[start Data for this exercise]

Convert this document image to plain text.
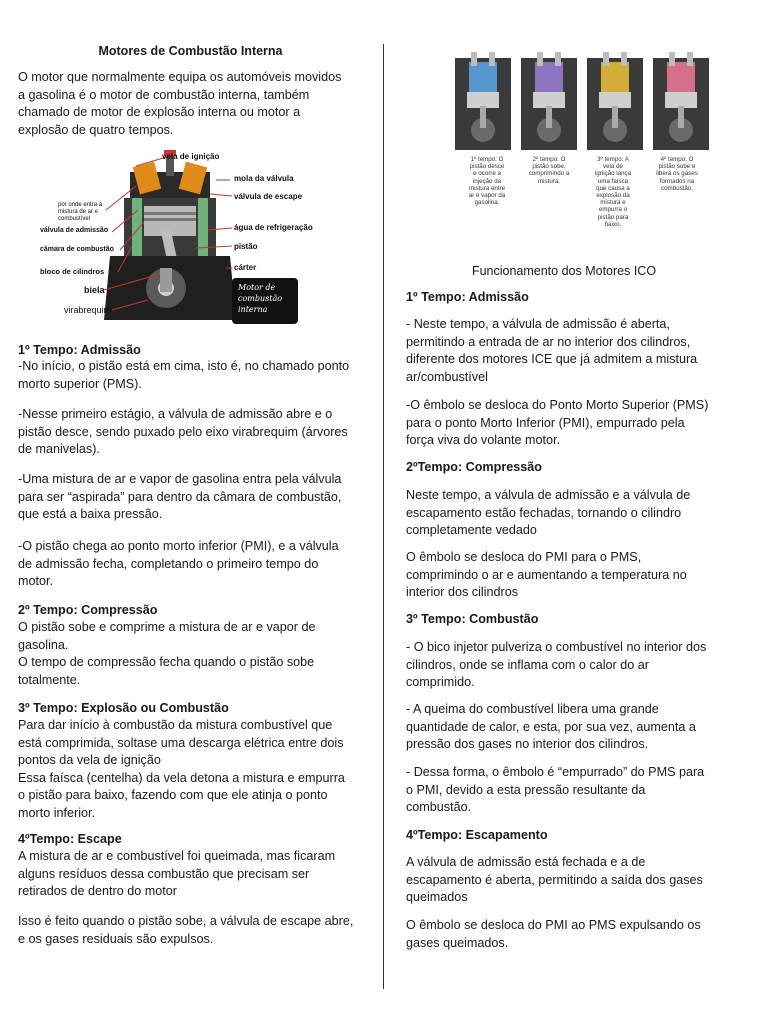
Motores de Combustão Interna
O motor que normalmente equipa os automóveis movidos
a gasolina é o motor de combustão interna, também
chamado de motor de explosão interna ou motor a
explosão de quatro tempos.
vela de ignição
mola da válvula
válvula de escape
por onde entra a
mistura de ar e
combustível
válvula de admissão
câmara de combustão
água de refrigeração
pistão
bloco de cilindros	cárter
biela
virabrequim
Motor de
combustão
interna
1º Tempo: Admissão
-No início, o pistão está em cima, isto é, no chamado ponto
morto superior (PMS).
-Nesse primeiro estágio, a válvula de admissão abre e o
pistão desce, sendo puxado pelo eixo virabrequim (árvores
de manivelas).
-Uma mistura de ar e vapor de gasolina entra pela válvula
para ser “aspirada” para dentro da câmara de combustão,
que está a baixa pressão.
-O pistão chega ao ponto morto inferior (PMI), e a válvula
de admissão fecha, completando o primeiro tempo do
motor.
2º Tempo: Compressão
O pistão sobe e comprime a mistura de ar e vapor de
gasolina.
O tempo de compressão fecha quando o pistão sobe
totalmente.
3º Tempo: Explosão ou Combustão
Para dar início à combustão da mistura combustível que
está comprimida, soltase uma descarga elétrica entre dois
pontos da vela de ignição
Essa faísca (centelha) da vela detona a mistura e empurra
o pistão para baixo, fazendo com que ele atinja o ponto
morto inferior.
4ºTempo: Escape
A mistura de ar e combustível foi queimada, mas ficaram
alguns resíduos dessa combustão que precisam ser
retirados de dentro do motor
Isso é feito quando o pistão sobe, a válvula de escape abre,
e os gases residuais são expulsos.
1º tempo: O
pistão desce
e ocorre a
injeção da
mistura entre
ar e vapor da
gasolina.
2º tempo: O
pistão sobe,
comprimindo a
mistura.
3º tempo: A
vela de
ignição lança
uma faísca
que causa a
explosão da
mistura e
empurra o
pistão para
baixo.
4º tempo: O
pistão sobe e
libera os gases
formados na
combustão.
Funcionamento dos Motores ICO
1º Tempo: Admissão
- Neste tempo, a válvula de admissão é aberta,
permitindo a entrada de ar no interior dos cilindros,
diferente dos motores ICE que já admitem a mistura
ar/combustível
-O êmbolo se desloca do Ponto Morto Superior (PMS)
para o ponto Morto Inferior (PMI), empurrado pela
força viva do volante motor.
2ºTempo: Compressão
Neste tempo, a válvula de admissão e a válvula de
escapamento estão fechadas, tornando o cilindro
completamente vedado
O êmbolo se desloca do PMI para o PMS,
comprimindo o ar e aumentando a temperatura no
interior dos cilindros
3º Tempo: Combustão
- O bico injetor pulveriza o combustível no interior dos
cilindros, onde se inflama com o calor do ar
comprimido.
- A queima do combustível libera uma grande
quantidade de calor, e esta, por sua vez, aumenta a
pressão dos gases no interior dos cilindros.
- Dessa forma, o êmbolo é “empurrado” do PMS para
o PMI, devido a esta pressão resultante da
combustão.
4ºTempo: Escapamento
A válvula de admissão está fechada e a de
escapamento é aberta, permitindo a saída dos gases
queimados
O êmbolo se desloca do PMI ao PMS expulsando os
gases queimados.
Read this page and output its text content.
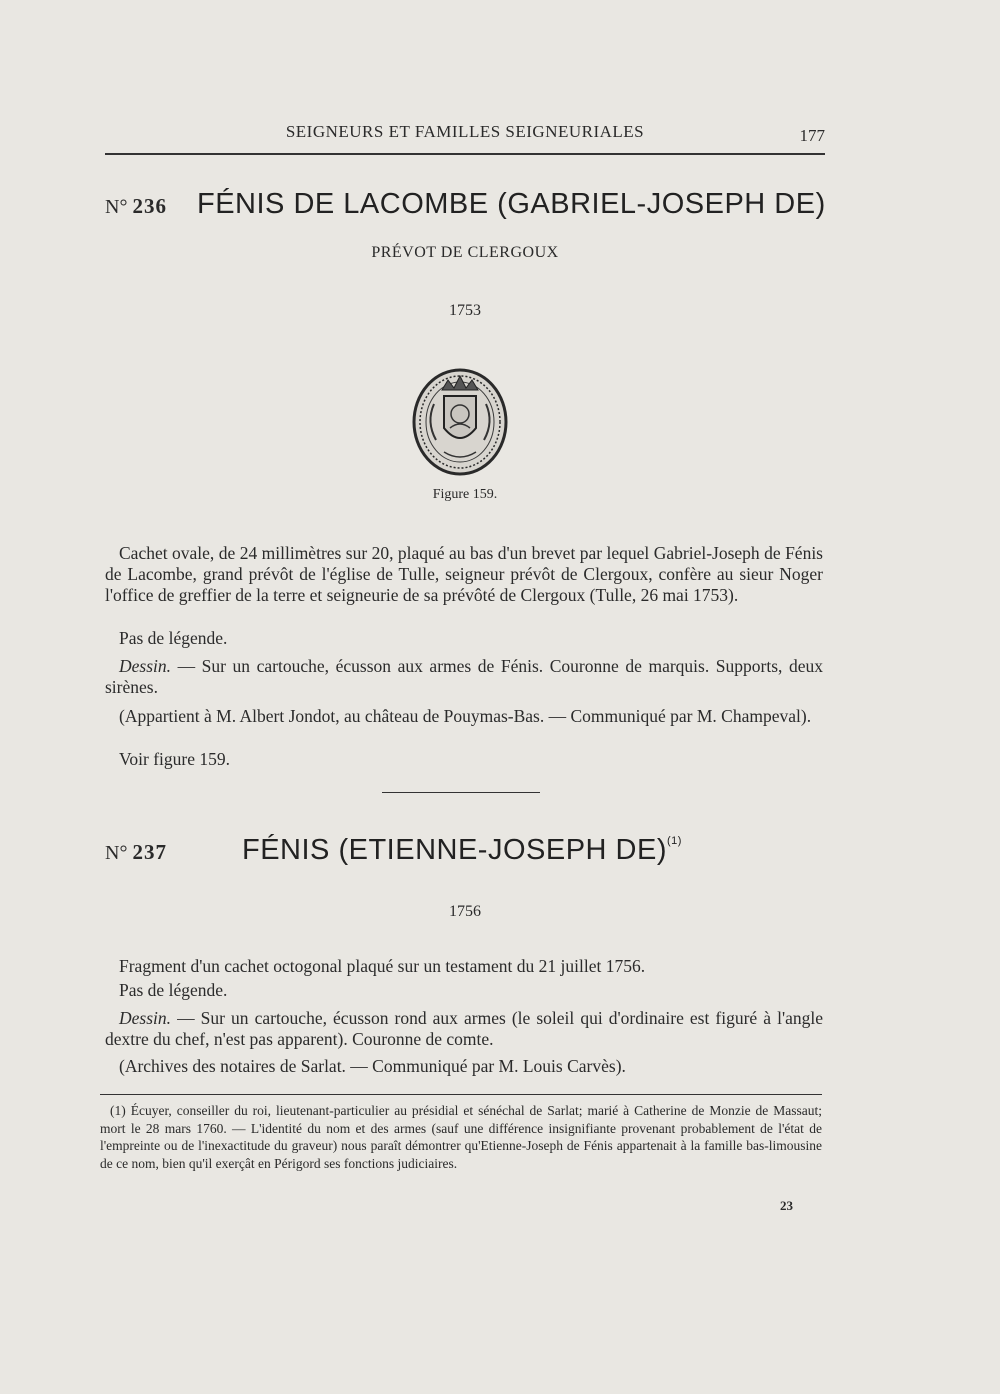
SEIGNEURS ET FAMILLES SEIGNEURIALES	177
N° 236 FÉNIS DE LACOMBE (GABRIEL-JOSEPH DE)
PRÉVOT DE CLERGOUX
1753
Figure 159.
Cachet ovale, de 24 millimètres sur 20, plaqué au bas d'un brevet par lequel Gabriel-Joseph de Fénis de Lacombe, grand prévôt de l'église de Tulle, seigneur prévôt de Clergoux, confère au sieur Noger l'office de greffier de la terre et seigneurie de sa prévôté de Clergoux (Tulle, 26 mai 1753).
Pas de légende.
Dessin. — Sur un cartouche, écusson aux armes de Fénis. Couronne de marquis. Supports, deux sirènes.
(Appartient à M. Albert Jondot, au château de Pouymas-Bas. — Communiqué par M. Champeval).
Voir figure 159.
N° 237	FÉNIS (ETIENNE-JOSEPH DE)$^{(1)}$
1756
Fragment d'un cachet octogonal plaqué sur un testament du 21 juillet 1756.
Pas de légende.
Dessin. — Sur un cartouche, écusson rond aux armes (le soleil qui d'ordinaire est figuré à l'angle dextre du chef, n'est pas apparent). Couronne de comte.
(Archives des notaires de Sarlat. — Communiqué par M. Louis Carvès).
(1) Écuyer, conseiller du roi, lieutenant-particulier au présidial et sénéchal de Sarlat; marié à Catherine de Monzie de Massaut; mort le 28 mars 1760. — L'identité du nom et des armes (sauf une différence insignifiante provenant probablement de l'état de l'empreinte ou de l'inexactitude du graveur) nous paraît démontrer qu'Etienne-Joseph de Fénis appartenait à la famille bas-limousine de ce nom, bien qu'il exerçât en Périgord ses fonctions judiciaires.
23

[end Data for this exercise]

Given request: Among the entries, how many lines contain the string "Communiqué"? Give the number without anything else.

Written answer: 2